*** Extracted material

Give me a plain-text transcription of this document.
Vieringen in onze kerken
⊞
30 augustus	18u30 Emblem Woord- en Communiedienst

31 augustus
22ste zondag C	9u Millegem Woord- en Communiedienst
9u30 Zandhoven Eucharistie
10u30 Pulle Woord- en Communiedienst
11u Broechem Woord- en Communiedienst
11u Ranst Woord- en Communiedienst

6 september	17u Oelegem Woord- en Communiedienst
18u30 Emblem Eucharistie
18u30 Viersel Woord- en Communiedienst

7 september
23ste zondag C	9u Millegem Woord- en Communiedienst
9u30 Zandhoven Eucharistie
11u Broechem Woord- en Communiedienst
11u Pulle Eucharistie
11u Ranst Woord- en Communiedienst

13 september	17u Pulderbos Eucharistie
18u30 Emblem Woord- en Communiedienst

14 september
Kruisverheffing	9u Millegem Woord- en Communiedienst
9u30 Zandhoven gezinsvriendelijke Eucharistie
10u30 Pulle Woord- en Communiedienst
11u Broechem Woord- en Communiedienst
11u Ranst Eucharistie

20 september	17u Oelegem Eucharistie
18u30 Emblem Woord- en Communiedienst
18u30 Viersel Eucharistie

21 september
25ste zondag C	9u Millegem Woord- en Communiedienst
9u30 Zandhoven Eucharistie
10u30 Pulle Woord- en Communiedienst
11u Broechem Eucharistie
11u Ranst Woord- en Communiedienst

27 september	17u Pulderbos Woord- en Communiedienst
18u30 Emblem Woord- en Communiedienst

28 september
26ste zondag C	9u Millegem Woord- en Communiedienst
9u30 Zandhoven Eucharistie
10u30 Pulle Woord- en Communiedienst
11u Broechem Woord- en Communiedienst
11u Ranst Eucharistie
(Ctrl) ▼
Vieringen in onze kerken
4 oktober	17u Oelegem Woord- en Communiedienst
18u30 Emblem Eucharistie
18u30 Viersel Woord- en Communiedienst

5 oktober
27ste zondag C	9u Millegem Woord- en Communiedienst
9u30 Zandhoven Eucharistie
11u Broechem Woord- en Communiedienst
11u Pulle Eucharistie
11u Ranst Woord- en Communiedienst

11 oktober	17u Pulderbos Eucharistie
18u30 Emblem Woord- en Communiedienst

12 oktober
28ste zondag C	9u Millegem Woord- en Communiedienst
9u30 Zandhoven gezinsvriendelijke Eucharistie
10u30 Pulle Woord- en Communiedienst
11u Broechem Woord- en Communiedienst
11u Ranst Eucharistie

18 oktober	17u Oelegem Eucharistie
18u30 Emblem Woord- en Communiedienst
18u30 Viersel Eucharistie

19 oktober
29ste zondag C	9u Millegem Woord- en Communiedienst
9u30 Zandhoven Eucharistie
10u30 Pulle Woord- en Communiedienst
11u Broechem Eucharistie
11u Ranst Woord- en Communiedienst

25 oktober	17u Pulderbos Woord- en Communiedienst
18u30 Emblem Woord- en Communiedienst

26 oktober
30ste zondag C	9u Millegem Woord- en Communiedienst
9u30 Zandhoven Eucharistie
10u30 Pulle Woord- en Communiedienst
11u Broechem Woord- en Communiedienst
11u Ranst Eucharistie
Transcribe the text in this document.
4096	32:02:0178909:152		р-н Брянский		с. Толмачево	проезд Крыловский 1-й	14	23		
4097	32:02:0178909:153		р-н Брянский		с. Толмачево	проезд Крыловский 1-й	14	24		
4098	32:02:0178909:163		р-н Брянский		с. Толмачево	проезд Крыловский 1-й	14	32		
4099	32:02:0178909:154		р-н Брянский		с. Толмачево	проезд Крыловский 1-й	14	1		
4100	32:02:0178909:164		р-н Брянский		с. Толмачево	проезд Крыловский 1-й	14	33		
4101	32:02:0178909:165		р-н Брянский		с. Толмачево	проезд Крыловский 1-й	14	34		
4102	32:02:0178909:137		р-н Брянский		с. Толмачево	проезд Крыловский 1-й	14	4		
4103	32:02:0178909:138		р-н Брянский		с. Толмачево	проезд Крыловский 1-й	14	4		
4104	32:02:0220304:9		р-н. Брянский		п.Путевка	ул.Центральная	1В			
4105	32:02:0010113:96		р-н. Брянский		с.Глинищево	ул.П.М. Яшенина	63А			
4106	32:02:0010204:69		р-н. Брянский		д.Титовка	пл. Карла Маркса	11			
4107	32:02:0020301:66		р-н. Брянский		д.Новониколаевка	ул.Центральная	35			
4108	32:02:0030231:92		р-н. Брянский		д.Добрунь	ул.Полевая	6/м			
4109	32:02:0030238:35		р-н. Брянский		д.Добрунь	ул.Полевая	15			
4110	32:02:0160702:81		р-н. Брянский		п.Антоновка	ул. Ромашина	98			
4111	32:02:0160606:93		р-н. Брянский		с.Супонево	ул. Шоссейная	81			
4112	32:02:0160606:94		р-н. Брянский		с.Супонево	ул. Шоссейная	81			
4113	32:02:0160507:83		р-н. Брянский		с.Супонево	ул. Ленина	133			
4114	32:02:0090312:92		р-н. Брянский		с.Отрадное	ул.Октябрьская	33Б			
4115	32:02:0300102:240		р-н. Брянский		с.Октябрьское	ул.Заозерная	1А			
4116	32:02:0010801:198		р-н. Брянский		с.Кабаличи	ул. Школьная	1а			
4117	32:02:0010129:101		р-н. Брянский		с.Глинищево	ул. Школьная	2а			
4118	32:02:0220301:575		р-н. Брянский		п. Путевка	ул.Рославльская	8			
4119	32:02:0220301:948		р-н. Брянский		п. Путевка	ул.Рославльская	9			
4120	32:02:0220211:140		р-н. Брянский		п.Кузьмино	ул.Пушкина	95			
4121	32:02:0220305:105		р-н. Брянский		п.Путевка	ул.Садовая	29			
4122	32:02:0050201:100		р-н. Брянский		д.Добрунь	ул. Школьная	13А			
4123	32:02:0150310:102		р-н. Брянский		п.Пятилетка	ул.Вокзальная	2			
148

******

# [Work to be completed]
Filter the listing above by the word "Центральная"; copy each line that passes.

# [Solved exercise]
4104	32:02:0220304:9		р-н. Брянский		п.Путевка	ул.Центральная	1В			
4107	32:02:0020301:66		р-н. Брянский		д.Новониколаевка	ул.Центральная	35			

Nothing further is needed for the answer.